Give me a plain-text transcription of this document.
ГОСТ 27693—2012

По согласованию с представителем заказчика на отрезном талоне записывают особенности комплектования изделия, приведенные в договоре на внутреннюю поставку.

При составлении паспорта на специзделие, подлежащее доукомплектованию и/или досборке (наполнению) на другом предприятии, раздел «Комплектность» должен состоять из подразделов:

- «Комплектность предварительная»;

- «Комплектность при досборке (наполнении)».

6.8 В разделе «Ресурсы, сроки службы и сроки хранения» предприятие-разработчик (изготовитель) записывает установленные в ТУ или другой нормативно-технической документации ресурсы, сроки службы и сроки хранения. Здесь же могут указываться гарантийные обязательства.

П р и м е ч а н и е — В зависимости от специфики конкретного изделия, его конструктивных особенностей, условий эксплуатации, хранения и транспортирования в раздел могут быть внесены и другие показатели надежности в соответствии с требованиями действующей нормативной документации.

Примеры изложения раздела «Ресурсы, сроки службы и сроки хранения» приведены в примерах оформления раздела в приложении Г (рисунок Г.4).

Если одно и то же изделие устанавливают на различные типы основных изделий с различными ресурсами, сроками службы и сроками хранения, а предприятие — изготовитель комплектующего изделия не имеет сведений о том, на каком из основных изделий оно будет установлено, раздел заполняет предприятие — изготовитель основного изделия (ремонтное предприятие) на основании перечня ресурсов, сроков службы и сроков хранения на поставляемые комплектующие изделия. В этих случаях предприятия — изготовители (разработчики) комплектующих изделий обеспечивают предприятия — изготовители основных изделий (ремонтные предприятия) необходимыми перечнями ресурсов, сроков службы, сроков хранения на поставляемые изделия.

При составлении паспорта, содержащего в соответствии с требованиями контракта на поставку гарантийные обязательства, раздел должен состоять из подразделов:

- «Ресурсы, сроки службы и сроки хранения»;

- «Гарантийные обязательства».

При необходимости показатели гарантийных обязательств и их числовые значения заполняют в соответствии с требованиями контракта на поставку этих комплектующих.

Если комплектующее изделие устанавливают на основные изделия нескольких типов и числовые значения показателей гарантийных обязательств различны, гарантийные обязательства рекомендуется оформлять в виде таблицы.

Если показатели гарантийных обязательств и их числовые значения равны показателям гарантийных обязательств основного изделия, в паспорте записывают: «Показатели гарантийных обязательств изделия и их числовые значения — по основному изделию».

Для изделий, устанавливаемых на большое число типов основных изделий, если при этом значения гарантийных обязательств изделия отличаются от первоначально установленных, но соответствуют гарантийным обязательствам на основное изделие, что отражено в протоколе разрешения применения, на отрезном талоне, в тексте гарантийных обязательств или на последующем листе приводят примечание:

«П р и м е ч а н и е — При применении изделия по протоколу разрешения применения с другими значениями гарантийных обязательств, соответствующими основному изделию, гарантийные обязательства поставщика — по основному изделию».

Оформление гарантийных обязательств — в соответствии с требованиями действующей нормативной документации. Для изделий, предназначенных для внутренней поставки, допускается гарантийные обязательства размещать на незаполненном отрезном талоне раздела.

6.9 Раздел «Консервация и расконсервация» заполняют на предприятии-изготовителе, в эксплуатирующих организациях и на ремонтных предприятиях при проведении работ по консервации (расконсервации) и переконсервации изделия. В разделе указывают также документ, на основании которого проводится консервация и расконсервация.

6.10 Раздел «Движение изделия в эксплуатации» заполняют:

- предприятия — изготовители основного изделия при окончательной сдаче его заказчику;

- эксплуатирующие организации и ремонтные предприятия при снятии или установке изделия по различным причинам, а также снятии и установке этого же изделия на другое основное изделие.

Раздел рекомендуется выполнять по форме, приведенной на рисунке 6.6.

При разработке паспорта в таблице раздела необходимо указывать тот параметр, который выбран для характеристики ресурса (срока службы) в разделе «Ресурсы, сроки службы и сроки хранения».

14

Goal: All records above must be set down exactly, please.

Complete answer:
Give me a plain-text transcription of this document.
ГОСТ 27693—2012

По согласованию с представителем заказчика на отрезном талоне записывают особенности комплектования изделия, приведенные в договоре на внутреннюю поставку.

При составлении паспорта на специзделие, подлежащее доукомплектованию и/или досборке (наполнению) на другом предприятии, раздел «Комплектность» должен состоять из подразделов:

- «Комплектность предварительная»;

- «Комплектность при досборке (наполнении)».

6.8 В разделе «Ресурсы, сроки службы и сроки хранения» предприятие-разработчик (изготовитель) записывает установленные в ТУ или другой нормативно-технической документации ресурсы, сроки службы и сроки хранения. Здесь же могут указываться гарантийные обязательства.

П р и м е ч а н и е — В зависимости от специфики конкретного изделия, его конструктивных особенностей, условий эксплуатации, хранения и транспортирования в раздел могут быть внесены и другие показатели надежности в соответствии с требованиями действующей нормативной документации.

Примеры изложения раздела «Ресурсы, сроки службы и сроки хранения» приведены в примерах оформления раздела в приложении Г (рисунок Г.4).

Если одно и то же изделие устанавливают на различные типы основных изделий с различными ресурсами, сроками службы и сроками хранения, а предприятие — изготовитель комплектующего изделия не имеет сведений о том, на каком из основных изделий оно будет установлено, раздел заполняет предприятие — изготовитель основного изделия (ремонтное предприятие) на основании перечня ресурсов, сроков службы и сроков хранения на поставляемые комплектующие изделия. В этих случаях предприятия — изготовители (разработчики) комплектующих изделий обеспечивают предприятия — изготовители основных изделий (ремонтные предприятия) необходимыми перечнями ресурсов, сроков службы, сроков хранения на поставляемые изделия.

При составлении паспорта, содержащего в соответствии с требованиями контракта на поставку гарантийные обязательства, раздел должен состоять из подразделов:

- «Ресурсы, сроки службы и сроки хранения»;

- «Гарантийные обязательства».

При необходимости показатели гарантийных обязательств и их числовые значения заполняют в соответствии с требованиями контракта на поставку этих комплектующих.

Если комплектующее изделие устанавливают на основные изделия нескольких типов и числовые значения показателей гарантийных обязательств различны, гарантийные обязательства рекомендуется оформлять в виде таблицы.

Если показатели гарантийных обязательств и их числовые значения равны показателям гарантийных обязательств основного изделия, в паспорте записывают: «Показатели гарантийных обязательств изделия и их числовые значения — по основному изделию».

Для изделий, устанавливаемых на большое число типов основных изделий, если при этом значения гарантийных обязательств изделия отличаются от первоначально установленных, но соответствуют гарантийным обязательствам на основное изделие, что отражено в протоколе разрешения применения, на отрезном талоне, в тексте гарантийных обязательств или на последующем листе приводят примечание:

«П р и м е ч а н и е — При применении изделия по протоколу разрешения применения с другими значениями гарантийных обязательств, соответствующими основному изделию, гарантийные обязательства поставщика — по основному изделию».

Оформление гарантийных обязательств — в соответствии с требованиями действующей нормативной документации. Для изделий, предназначенных для внутренней поставки, допускается гарантийные обязательства размещать на незаполненном отрезном талоне раздела.

6.9 Раздел «Консервация и расконсервация» заполняют на предприятии-изготовителе, в эксплуатирующих организациях и на ремонтных предприятиях при проведении работ по консервации (расконсервации) и переконсервации изделия. В разделе указывают также документ, на основании которого проводится консервация и расконсервация.

6.10 Раздел «Движение изделия в эксплуатации» заполняют:

- предприятия — изготовители основного изделия при окончательной сдаче его заказчику;

- эксплуатирующие организации и ремонтные предприятия при снятии или установке изделия по различным причинам, а также снятии и установке этого же изделия на другое основное изделие.

Раздел рекомендуется выполнять по форме, приведенной на рисунке 6.6.

При разработке паспорта в таблице раздела необходимо указывать тот параметр, который выбран для характеристики ресурса (срока службы) в разделе «Ресурсы, сроки службы и сроки хранения».

14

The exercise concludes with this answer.